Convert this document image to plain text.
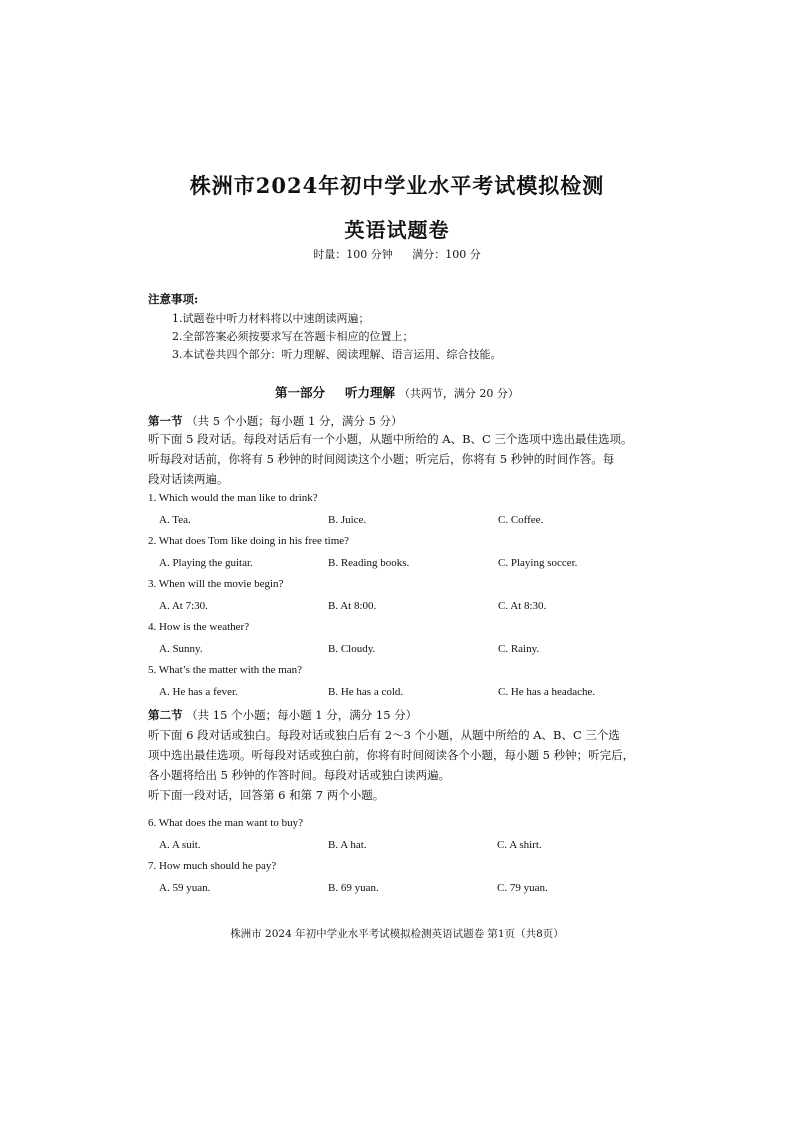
株洲市2024年初中学业水平考试模拟检测
英语试题卷
时量：100 分钟 满分：100 分
注意事项:
1.试题卷中听力材料将以中速朗读两遍；
2.全部答案必须按要求写在答题卡相应的位置上；
3.本试卷共四个部分：听力理解、阅读理解、语言运用、综合技能。
第一部分 听力理解 （共两节，满分 20 分）
第一节 （共 5 个小题；每小题 1 分，满分 5 分）
听下面 5 段对话。每段对话后有一个小题，从题中所给的 A、B、C 三个选项中选出最佳选项。
听每段对话前，你将有 5 秒钟的时间阅读这个小题；听完后，你将有 5 秒钟的时间作答。每
段对话读两遍。
1. Which would the man like to drink?
A. Tea.	B. Juice.	C. Coffee.
2. What does Tom like doing in his free time?
A. Playing the guitar.	B. Reading books.	C. Playing soccer.
3. When will the movie begin?
A. At 7:30.	B. At 8:00.	C. At 8:30.
4. How is the weather?
A. Sunny.	B. Cloudy.	C. Rainy.
5. What’s the matter with the man?
A. He has a fever.	B. He has a cold.	C. He has a headache.
第二节 （共 15 个小题；每小题 1 分，满分 15 分）
听下面 6 段对话或独白。每段对话或独白后有 2～3 个小题，从题中所给的 A、B、C 三个选
项中选出最佳选项。听每段对话或独白前，你将有时间阅读各个小题，每小题 5 秒钟；听完后，
各小题将给出 5 秒钟的作答时间。每段对话或独白读两遍。
听下面一段对话，回答第 6 和第 7 两个小题。
6. What does the man want to buy?
A. A suit.	B. A hat.	C. A shirt.
7. How much should he pay?
A. 59 yuan.	B. 69 yuan.	C. 79 yuan.
株洲市 2024 年初中学业水平考试模拟检测英语试题卷 第1页（共8页）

---

Omit the pictures and restate the rest of the records verbatim.

Convert this document image to plain text.
株洲市2024年初中学业水平考试模拟检测
英语试题卷
时量：100 分钟 满分：100 分
注意事项:
1.试题卷中听力材料将以中速朗读两遍；
2.全部答案必须按要求写在答题卡相应的位置上；
3.本试卷共四个部分：听力理解、阅读理解、语言运用、综合技能。
第一部分 听力理解 （共两节，满分 20 分）
第一节 （共 5 个小题；每小题 1 分，满分 5 分）
听下面 5 段对话。每段对话后有一个小题，从题中所给的 A、B、C 三个选项中选出最佳选项。
听每段对话前，你将有 5 秒钟的时间阅读这个小题；听完后，你将有 5 秒钟的时间作答。每
段对话读两遍。
1. Which would the man like to drink?
A. Tea.	B. Juice.	C. Coffee.
2. What does Tom like doing in his free time?
A. Playing the guitar.	B. Reading books.	C. Playing soccer.
3. When will the movie begin?
A. At 7:30.	B. At 8:00.	C. At 8:30.
4. How is the weather?
A. Sunny.	B. Cloudy.	C. Rainy.
5. What’s the matter with the man?
A. He has a fever.	B. He has a cold.	C. He has a headache.
第二节 （共 15 个小题；每小题 1 分，满分 15 分）
听下面 6 段对话或独白。每段对话或独白后有 2～3 个小题，从题中所给的 A、B、C 三个选
项中选出最佳选项。听每段对话或独白前，你将有时间阅读各个小题，每小题 5 秒钟；听完后，
各小题将给出 5 秒钟的作答时间。每段对话或独白读两遍。
听下面一段对话，回答第 6 和第 7 两个小题。
6. What does the man want to buy?
A. A suit.	B. A hat.	C. A shirt.
7. How much should he pay?
A. 59 yuan.	B. 69 yuan.	C. 79 yuan.
株洲市 2024 年初中学业水平考试模拟检测英语试题卷 第1页（共8页）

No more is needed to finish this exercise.